Task prompt: Copy every one of the following items word for word, leaving out the pictures.

Provided entries:

--- --- ---

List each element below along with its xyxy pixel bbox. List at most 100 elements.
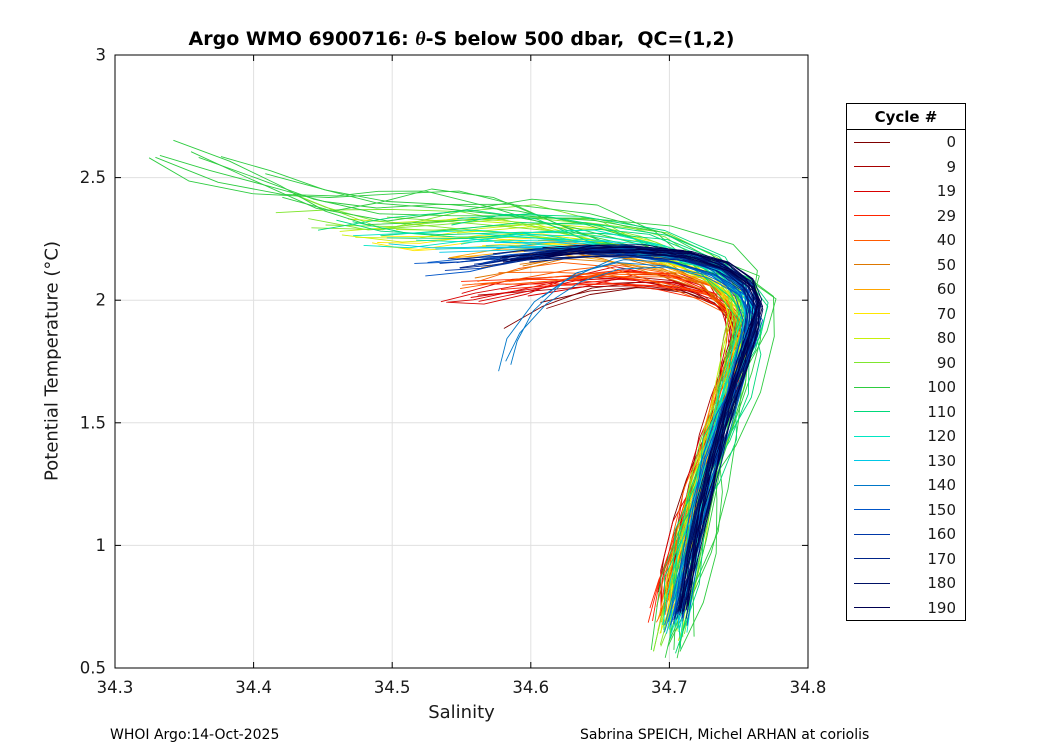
svg-text:34.5: 34.5	[374, 678, 411, 697]
legend-row-cycle-180: 180	[847, 571, 965, 596]
legend-row-cycle-9: 9	[847, 155, 965, 180]
legend-row-cycle-190: 190	[847, 596, 965, 621]
profile-line-cycle-100	[190, 151, 744, 647]
legend-row-cycle-0: 0	[847, 130, 965, 155]
legend-line-sample	[854, 533, 890, 535]
footer-credits: Sabrina SPEICH, Michel ARHAN at coriolis	[580, 727, 870, 743]
legend-row-cycle-140: 140	[847, 473, 965, 498]
legend-cycle-label: 19	[936, 182, 956, 201]
legend-cycle-label: 110	[927, 402, 956, 421]
legend-items: 0 9 19 29 40 50 60 70 80 90 100 110 120 130 140 150 160 1…	[847, 130, 965, 620]
legend-cycle-label: 29	[936, 206, 956, 225]
legend-line-sample	[854, 190, 890, 192]
legend-line-sample	[854, 264, 890, 266]
profile-line-cycle-110	[336, 219, 750, 633]
legend-row-cycle-130: 130	[847, 449, 965, 474]
legend-cycle-label: 40	[936, 231, 956, 250]
profile-line-cycle-170	[459, 246, 750, 612]
legend-line-sample	[854, 484, 890, 486]
legend-line-sample	[854, 435, 890, 437]
legend-line-sample	[854, 166, 890, 168]
legend-cycle-label: 60	[936, 280, 956, 299]
svg-text:34.3: 34.3	[97, 678, 134, 697]
svg-text:1: 1	[96, 536, 107, 555]
plot-box	[114, 54, 809, 669]
profile-line-cycle-50	[480, 252, 741, 612]
profile-line-cycle-180	[492, 247, 764, 612]
svg-text:1.5: 1.5	[80, 413, 106, 432]
svg-text:0.5: 0.5	[80, 659, 106, 678]
svg-text:34.8: 34.8	[790, 678, 827, 697]
legend-row-cycle-60: 60	[847, 277, 965, 302]
grid-lines	[114, 54, 809, 669]
legend-line-sample	[854, 288, 890, 290]
legend-line-sample	[854, 460, 890, 462]
legend-title: Cycle #	[847, 104, 965, 130]
legend-cycle-label: 90	[936, 353, 956, 372]
legend-row-cycle-50: 50	[847, 253, 965, 278]
legend-cycle-label: 9	[946, 157, 956, 176]
legend-cycle-label: 100	[927, 378, 956, 397]
legend: Cycle # 0 9 19 29 40 50 60 70 80 90 100 110 120 130 14…	[846, 103, 966, 621]
legend-row-cycle-40: 40	[847, 228, 965, 253]
legend-row-cycle-110: 110	[847, 400, 965, 425]
legend-line-sample	[854, 215, 890, 217]
legend-row-cycle-150: 150	[847, 498, 965, 523]
legend-row-cycle-19: 19	[847, 179, 965, 204]
footer-source-date: WHOI Argo:14-Oct-2025	[110, 727, 280, 743]
legend-cycle-label: 160	[927, 525, 956, 544]
legend-cycle-label: 150	[927, 500, 956, 519]
legend-line-sample	[854, 558, 890, 560]
profile-line-cycle-150	[414, 253, 755, 618]
legend-row-cycle-29: 29	[847, 204, 965, 229]
legend-cycle-label: 0	[946, 133, 956, 152]
legend-cycle-label: 140	[927, 476, 956, 495]
chart-title: Argo WMO 6900716: θ-S below 500 dbar, QC…	[115, 28, 808, 51]
svg-text:34.4: 34.4	[235, 678, 272, 697]
profile-line-cycle-190	[546, 244, 760, 607]
svg-text:34.7: 34.7	[651, 678, 688, 697]
svg-text:2.5: 2.5	[80, 168, 106, 187]
legend-line-sample	[854, 509, 890, 511]
profile-line-cycle-110	[352, 221, 769, 650]
x-axis-label: Salinity	[428, 702, 495, 723]
profile-line-cycle-190	[501, 250, 764, 605]
legend-row-cycle-70: 70	[847, 302, 965, 327]
theta-symbol: θ	[415, 28, 426, 50]
legend-cycle-label: 120	[927, 427, 956, 446]
legend-line-sample	[854, 607, 890, 609]
profile-line-cycle-190	[502, 249, 755, 612]
legend-cycle-label: 130	[927, 451, 956, 470]
profile-line-cycle-100	[173, 139, 758, 652]
legend-line-sample	[854, 337, 890, 339]
profile-line-cycle-80	[355, 222, 729, 641]
profile-lines	[148, 139, 777, 659]
legend-row-cycle-120: 120	[847, 424, 965, 449]
legend-row-cycle-160: 160	[847, 522, 965, 547]
chart-title-suffix: -S below 500 dbar, QC=(1,2)	[425, 28, 735, 50]
legend-row-cycle-80: 80	[847, 326, 965, 351]
legend-line-sample	[854, 141, 890, 143]
legend-line-sample	[854, 582, 890, 584]
legend-line-sample	[854, 239, 890, 241]
axis-ticks	[114, 54, 809, 669]
legend-line-sample	[854, 386, 890, 388]
legend-line-sample	[854, 411, 890, 413]
legend-cycle-label: 190	[927, 598, 956, 617]
chart-title-prefix: Argo WMO 6900716:	[188, 28, 416, 50]
legend-row-cycle-90: 90	[847, 351, 965, 376]
svg-text:3: 3	[96, 46, 107, 65]
legend-row-cycle-100: 100	[847, 375, 965, 400]
x-tick-labels: 34.3 34.4 34.5 34.6 34.7 34.8	[97, 678, 827, 697]
legend-cycle-label: 170	[927, 549, 956, 568]
legend-cycle-label: 80	[936, 329, 956, 348]
legend-cycle-label: 70	[936, 304, 956, 323]
legend-line-sample	[854, 362, 890, 364]
svg-text:34.6: 34.6	[512, 678, 549, 697]
profile-line-cycle-170	[447, 256, 749, 619]
legend-line-sample	[854, 313, 890, 315]
legend-cycle-label: 50	[936, 255, 956, 274]
y-tick-labels: 0.5 1 1.5 2 2.5 3	[80, 46, 106, 678]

--- --- ---

Result of this exercise:
List each element below along with its xyxy pixel bbox. List at most 100 elements.
svg-text:34.5: 34.5	[374, 678, 411, 697]
legend-row-cycle-180: 180	[847, 571, 965, 596]
legend-row-cycle-9: 9	[847, 155, 965, 180]
legend-row-cycle-190: 190	[847, 596, 965, 621]
profile-line-cycle-100	[190, 151, 744, 647]
legend-row-cycle-0: 0	[847, 130, 965, 155]
legend-line-sample	[854, 533, 890, 535]
footer-credits: Sabrina SPEICH, Michel ARHAN at coriolis	[580, 727, 870, 743]
legend-row-cycle-140: 140	[847, 473, 965, 498]
legend-cycle-label: 19	[936, 182, 956, 201]
legend-cycle-label: 110	[927, 402, 956, 421]
legend-items: 0 9 19 29 40 50 60 70 80 90 100 110 120 130 140 150 160 1…	[847, 130, 965, 620]
legend-cycle-label: 29	[936, 206, 956, 225]
legend-line-sample	[854, 190, 890, 192]
legend-line-sample	[854, 264, 890, 266]
profile-line-cycle-110	[336, 219, 750, 633]
legend-row-cycle-130: 130	[847, 449, 965, 474]
legend-cycle-label: 40	[936, 231, 956, 250]
profile-line-cycle-170	[459, 246, 750, 612]
legend-line-sample	[854, 484, 890, 486]
legend-line-sample	[854, 435, 890, 437]
legend-line-sample	[854, 166, 890, 168]
legend-cycle-label: 60	[936, 280, 956, 299]
svg-text:34.3: 34.3	[97, 678, 134, 697]
svg-text:1: 1	[96, 536, 107, 555]
plot-box	[114, 54, 809, 669]
profile-line-cycle-50	[480, 252, 741, 612]
profile-line-cycle-180	[492, 247, 764, 612]
svg-text:1.5: 1.5	[80, 413, 106, 432]
svg-text:0.5: 0.5	[80, 659, 106, 678]
svg-text:34.8: 34.8	[790, 678, 827, 697]
legend-row-cycle-60: 60	[847, 277, 965, 302]
grid-lines	[114, 54, 809, 669]
legend-line-sample	[854, 288, 890, 290]
legend-line-sample	[854, 460, 890, 462]
legend-title: Cycle #	[847, 104, 965, 130]
legend-cycle-label: 90	[936, 353, 956, 372]
legend-row-cycle-50: 50	[847, 253, 965, 278]
legend-cycle-label: 9	[946, 157, 956, 176]
legend-cycle-label: 100	[927, 378, 956, 397]
legend: Cycle # 0 9 19 29 40 50 60 70 80 90 100 110 120 130 14…	[846, 103, 966, 621]
legend-row-cycle-40: 40	[847, 228, 965, 253]
legend-row-cycle-110: 110	[847, 400, 965, 425]
legend-line-sample	[854, 215, 890, 217]
legend-row-cycle-150: 150	[847, 498, 965, 523]
legend-row-cycle-19: 19	[847, 179, 965, 204]
footer-source-date: WHOI Argo:14-Oct-2025	[110, 727, 280, 743]
legend-cycle-label: 160	[927, 525, 956, 544]
legend-cycle-label: 150	[927, 500, 956, 519]
legend-line-sample	[854, 558, 890, 560]
profile-line-cycle-150	[414, 253, 755, 618]
legend-row-cycle-29: 29	[847, 204, 965, 229]
legend-cycle-label: 0	[946, 133, 956, 152]
legend-cycle-label: 140	[927, 476, 956, 495]
chart-title: Argo WMO 6900716: θ-S below 500 dbar, QC…	[115, 28, 808, 51]
svg-text:34.4: 34.4	[235, 678, 272, 697]
profile-line-cycle-190	[546, 244, 760, 607]
svg-text:34.7: 34.7	[651, 678, 688, 697]
svg-text:2.5: 2.5	[80, 168, 106, 187]
legend-line-sample	[854, 509, 890, 511]
profile-line-cycle-110	[352, 221, 769, 650]
x-axis-label: Salinity	[428, 702, 495, 723]
profile-line-cycle-190	[501, 250, 764, 605]
legend-row-cycle-70: 70	[847, 302, 965, 327]
theta-symbol: θ	[415, 28, 426, 50]
legend-cycle-label: 120	[927, 427, 956, 446]
legend-line-sample	[854, 607, 890, 609]
profile-line-cycle-190	[502, 249, 755, 612]
legend-cycle-label: 130	[927, 451, 956, 470]
profile-line-cycle-100	[173, 139, 758, 652]
legend-line-sample	[854, 337, 890, 339]
profile-line-cycle-80	[355, 222, 729, 641]
profile-lines	[148, 139, 777, 659]
legend-row-cycle-120: 120	[847, 424, 965, 449]
legend-row-cycle-160: 160	[847, 522, 965, 547]
chart-title-suffix: -S below 500 dbar, QC=(1,2)	[425, 28, 735, 50]
legend-row-cycle-80: 80	[847, 326, 965, 351]
legend-line-sample	[854, 141, 890, 143]
legend-line-sample	[854, 582, 890, 584]
legend-line-sample	[854, 239, 890, 241]
axis-ticks	[114, 54, 809, 669]
legend-line-sample	[854, 386, 890, 388]
legend-line-sample	[854, 411, 890, 413]
legend-cycle-label: 190	[927, 598, 956, 617]
chart-title-prefix: Argo WMO 6900716:	[188, 28, 416, 50]
legend-row-cycle-90: 90	[847, 351, 965, 376]
svg-text:3: 3	[96, 46, 107, 65]
legend-row-cycle-100: 100	[847, 375, 965, 400]
x-tick-labels: 34.3 34.4 34.5 34.6 34.7 34.8	[97, 678, 827, 697]
legend-cycle-label: 170	[927, 549, 956, 568]
legend-cycle-label: 80	[936, 329, 956, 348]
legend-cycle-label: 70	[936, 304, 956, 323]
legend-line-sample	[854, 362, 890, 364]
svg-text:34.6: 34.6	[512, 678, 549, 697]
profile-line-cycle-170	[447, 256, 749, 619]
legend-line-sample	[854, 313, 890, 315]
legend-cycle-label: 50	[936, 255, 956, 274]
y-tick-labels: 0.5 1 1.5 2 2.5 3	[80, 46, 106, 678]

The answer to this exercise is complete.